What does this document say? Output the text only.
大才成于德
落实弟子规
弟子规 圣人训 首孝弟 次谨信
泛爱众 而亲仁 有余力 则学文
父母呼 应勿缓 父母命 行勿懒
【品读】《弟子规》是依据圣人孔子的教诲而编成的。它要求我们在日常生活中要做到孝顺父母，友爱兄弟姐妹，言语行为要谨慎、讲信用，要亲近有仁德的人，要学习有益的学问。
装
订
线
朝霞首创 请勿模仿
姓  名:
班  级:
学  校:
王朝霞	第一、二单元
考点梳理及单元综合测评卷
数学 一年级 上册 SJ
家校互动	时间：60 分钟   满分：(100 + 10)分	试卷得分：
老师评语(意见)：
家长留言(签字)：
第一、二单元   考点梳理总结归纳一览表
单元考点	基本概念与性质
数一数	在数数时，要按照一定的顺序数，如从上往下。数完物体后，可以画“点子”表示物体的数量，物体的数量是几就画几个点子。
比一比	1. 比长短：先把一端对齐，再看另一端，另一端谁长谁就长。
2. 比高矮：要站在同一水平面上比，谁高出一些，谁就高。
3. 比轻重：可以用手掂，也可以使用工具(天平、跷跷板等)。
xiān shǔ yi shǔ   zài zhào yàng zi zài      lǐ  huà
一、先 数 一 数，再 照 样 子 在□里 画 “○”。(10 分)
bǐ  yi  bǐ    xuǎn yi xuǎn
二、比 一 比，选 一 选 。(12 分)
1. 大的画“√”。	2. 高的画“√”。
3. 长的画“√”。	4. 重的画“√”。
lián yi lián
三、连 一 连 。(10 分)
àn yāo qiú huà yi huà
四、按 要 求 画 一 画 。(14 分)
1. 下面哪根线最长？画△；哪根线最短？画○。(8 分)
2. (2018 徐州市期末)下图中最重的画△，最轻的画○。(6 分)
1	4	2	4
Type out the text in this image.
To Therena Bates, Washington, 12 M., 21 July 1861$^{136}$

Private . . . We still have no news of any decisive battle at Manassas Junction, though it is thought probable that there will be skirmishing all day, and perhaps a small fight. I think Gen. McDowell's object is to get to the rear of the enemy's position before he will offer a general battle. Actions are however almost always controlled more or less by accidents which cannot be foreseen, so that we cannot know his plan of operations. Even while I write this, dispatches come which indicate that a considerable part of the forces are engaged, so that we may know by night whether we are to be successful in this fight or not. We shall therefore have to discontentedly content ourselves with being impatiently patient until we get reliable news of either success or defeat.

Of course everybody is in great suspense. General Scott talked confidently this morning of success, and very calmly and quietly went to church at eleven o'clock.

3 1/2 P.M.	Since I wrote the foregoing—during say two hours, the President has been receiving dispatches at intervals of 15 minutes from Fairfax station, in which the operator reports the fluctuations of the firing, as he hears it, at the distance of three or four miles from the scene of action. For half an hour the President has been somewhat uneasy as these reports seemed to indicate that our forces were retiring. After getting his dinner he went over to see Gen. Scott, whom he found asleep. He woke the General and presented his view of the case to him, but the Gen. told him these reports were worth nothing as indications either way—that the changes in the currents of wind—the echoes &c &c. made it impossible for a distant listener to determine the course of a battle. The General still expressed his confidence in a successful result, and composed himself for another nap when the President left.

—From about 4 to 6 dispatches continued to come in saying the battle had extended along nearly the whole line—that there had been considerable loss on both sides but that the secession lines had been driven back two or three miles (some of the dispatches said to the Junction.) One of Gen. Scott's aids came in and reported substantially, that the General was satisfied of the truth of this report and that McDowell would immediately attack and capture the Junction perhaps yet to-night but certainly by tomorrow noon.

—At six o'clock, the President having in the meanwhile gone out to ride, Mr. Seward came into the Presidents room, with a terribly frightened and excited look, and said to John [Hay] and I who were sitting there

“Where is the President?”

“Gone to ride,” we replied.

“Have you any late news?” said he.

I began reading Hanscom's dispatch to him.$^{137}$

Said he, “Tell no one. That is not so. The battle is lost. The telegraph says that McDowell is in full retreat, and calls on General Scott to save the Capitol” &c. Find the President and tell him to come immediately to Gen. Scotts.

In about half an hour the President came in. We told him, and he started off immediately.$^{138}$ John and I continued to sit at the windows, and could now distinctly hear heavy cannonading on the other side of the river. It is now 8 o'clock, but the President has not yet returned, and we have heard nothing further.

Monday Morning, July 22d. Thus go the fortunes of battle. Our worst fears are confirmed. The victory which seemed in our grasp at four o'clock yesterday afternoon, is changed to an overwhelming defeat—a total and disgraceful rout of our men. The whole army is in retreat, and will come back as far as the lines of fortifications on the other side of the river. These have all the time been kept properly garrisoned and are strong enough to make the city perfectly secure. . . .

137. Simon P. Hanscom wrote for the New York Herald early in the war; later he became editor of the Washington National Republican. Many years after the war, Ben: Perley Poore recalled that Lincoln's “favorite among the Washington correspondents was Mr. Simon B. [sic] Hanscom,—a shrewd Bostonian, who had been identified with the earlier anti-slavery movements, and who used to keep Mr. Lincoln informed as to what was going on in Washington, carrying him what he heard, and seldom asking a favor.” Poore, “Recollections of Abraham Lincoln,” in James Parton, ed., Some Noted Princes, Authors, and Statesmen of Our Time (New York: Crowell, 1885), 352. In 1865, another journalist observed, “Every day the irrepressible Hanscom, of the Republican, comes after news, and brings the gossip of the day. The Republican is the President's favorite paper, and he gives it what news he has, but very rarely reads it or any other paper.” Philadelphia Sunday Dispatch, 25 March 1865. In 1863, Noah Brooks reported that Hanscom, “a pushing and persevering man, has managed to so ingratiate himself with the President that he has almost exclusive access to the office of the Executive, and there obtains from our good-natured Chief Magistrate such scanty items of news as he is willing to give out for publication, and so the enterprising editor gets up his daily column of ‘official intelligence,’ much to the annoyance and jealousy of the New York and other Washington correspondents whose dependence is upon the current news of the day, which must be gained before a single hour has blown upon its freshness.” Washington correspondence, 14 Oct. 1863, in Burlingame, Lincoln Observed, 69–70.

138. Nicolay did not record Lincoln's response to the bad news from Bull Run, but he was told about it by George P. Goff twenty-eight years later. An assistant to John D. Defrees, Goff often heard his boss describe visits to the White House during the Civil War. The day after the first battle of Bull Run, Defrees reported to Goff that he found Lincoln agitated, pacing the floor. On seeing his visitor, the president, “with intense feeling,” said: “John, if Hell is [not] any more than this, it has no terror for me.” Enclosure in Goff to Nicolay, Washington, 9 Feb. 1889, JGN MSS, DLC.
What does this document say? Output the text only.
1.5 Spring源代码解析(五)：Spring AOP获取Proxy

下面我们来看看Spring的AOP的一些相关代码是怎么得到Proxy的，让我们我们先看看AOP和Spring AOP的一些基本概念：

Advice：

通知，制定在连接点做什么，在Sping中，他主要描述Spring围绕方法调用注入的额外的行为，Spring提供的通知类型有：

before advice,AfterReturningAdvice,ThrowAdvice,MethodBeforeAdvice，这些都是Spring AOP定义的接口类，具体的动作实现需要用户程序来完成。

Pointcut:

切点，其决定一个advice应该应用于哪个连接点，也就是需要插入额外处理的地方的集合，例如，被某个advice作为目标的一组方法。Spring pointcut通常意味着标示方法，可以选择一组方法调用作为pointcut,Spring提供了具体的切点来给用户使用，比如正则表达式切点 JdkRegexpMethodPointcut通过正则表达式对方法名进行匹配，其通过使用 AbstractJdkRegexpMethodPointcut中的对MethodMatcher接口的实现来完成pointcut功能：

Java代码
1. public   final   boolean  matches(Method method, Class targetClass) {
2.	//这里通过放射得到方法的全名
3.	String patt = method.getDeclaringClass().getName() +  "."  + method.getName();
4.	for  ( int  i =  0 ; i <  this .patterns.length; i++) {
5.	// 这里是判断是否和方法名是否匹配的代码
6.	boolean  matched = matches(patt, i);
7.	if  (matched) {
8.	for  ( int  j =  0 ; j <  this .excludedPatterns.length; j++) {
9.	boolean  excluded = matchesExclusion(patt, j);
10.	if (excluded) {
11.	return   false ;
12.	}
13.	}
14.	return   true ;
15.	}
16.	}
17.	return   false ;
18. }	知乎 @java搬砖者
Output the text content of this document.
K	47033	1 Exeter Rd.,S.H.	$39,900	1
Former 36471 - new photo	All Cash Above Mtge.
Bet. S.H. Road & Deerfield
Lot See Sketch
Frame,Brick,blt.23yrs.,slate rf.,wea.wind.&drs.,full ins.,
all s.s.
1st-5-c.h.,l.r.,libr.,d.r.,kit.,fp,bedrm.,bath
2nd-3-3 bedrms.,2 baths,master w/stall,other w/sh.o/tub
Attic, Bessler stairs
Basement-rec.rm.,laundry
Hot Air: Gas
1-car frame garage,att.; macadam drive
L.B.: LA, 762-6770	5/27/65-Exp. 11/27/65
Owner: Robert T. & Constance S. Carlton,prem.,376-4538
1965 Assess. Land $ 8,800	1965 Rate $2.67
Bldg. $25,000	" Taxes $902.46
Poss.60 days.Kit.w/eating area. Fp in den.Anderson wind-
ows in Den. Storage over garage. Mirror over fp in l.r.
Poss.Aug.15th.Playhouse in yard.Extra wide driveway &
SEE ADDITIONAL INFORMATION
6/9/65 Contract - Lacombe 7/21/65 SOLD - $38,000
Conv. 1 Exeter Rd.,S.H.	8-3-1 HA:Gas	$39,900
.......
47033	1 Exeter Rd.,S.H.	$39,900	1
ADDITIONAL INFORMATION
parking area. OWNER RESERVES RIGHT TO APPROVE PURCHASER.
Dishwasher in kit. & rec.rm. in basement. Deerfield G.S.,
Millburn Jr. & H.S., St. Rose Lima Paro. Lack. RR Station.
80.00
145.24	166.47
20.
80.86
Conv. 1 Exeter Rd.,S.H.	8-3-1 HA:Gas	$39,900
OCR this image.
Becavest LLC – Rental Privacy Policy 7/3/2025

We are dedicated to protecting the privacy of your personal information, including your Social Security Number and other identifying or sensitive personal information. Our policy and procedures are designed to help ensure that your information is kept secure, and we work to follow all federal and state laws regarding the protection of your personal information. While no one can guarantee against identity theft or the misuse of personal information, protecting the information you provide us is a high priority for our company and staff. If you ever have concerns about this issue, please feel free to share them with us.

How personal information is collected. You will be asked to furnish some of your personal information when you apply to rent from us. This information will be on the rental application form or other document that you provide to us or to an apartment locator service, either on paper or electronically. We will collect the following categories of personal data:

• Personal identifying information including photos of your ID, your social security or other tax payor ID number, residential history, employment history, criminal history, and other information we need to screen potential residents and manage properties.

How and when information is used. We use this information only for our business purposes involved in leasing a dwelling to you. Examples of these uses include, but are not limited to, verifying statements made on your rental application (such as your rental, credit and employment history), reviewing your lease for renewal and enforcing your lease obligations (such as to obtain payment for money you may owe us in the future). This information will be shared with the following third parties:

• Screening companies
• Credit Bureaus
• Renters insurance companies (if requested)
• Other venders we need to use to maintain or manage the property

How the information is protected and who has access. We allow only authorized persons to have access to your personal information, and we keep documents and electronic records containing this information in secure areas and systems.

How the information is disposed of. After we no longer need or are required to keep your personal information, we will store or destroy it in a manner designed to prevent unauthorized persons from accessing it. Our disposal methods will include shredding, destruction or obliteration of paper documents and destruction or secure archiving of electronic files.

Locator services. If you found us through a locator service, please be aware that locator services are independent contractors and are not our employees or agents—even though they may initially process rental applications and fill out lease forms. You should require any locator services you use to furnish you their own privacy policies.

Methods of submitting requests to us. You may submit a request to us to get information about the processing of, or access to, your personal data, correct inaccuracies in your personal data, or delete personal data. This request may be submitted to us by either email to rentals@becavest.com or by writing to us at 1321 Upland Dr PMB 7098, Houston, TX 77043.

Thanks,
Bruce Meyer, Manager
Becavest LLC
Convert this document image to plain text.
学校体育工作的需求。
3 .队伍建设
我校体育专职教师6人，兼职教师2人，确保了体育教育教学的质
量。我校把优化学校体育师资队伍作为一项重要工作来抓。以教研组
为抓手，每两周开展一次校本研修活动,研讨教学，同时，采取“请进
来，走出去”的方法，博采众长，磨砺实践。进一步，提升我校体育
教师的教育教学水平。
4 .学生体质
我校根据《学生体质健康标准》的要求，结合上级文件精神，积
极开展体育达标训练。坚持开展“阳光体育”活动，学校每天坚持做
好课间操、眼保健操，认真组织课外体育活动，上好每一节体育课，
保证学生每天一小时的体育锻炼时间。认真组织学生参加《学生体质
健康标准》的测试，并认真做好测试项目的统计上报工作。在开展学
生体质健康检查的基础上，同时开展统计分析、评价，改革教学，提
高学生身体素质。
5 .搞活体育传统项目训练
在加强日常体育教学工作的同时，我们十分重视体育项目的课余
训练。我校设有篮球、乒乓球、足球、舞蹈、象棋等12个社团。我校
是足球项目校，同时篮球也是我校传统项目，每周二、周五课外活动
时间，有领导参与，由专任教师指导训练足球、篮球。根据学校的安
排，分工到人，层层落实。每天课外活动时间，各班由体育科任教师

▬▬▬

## Exercise aim
Pull out every line of the records above that contains the word "companies".

## Correct response
• Screening companies
• Renters insurance companies (if requested)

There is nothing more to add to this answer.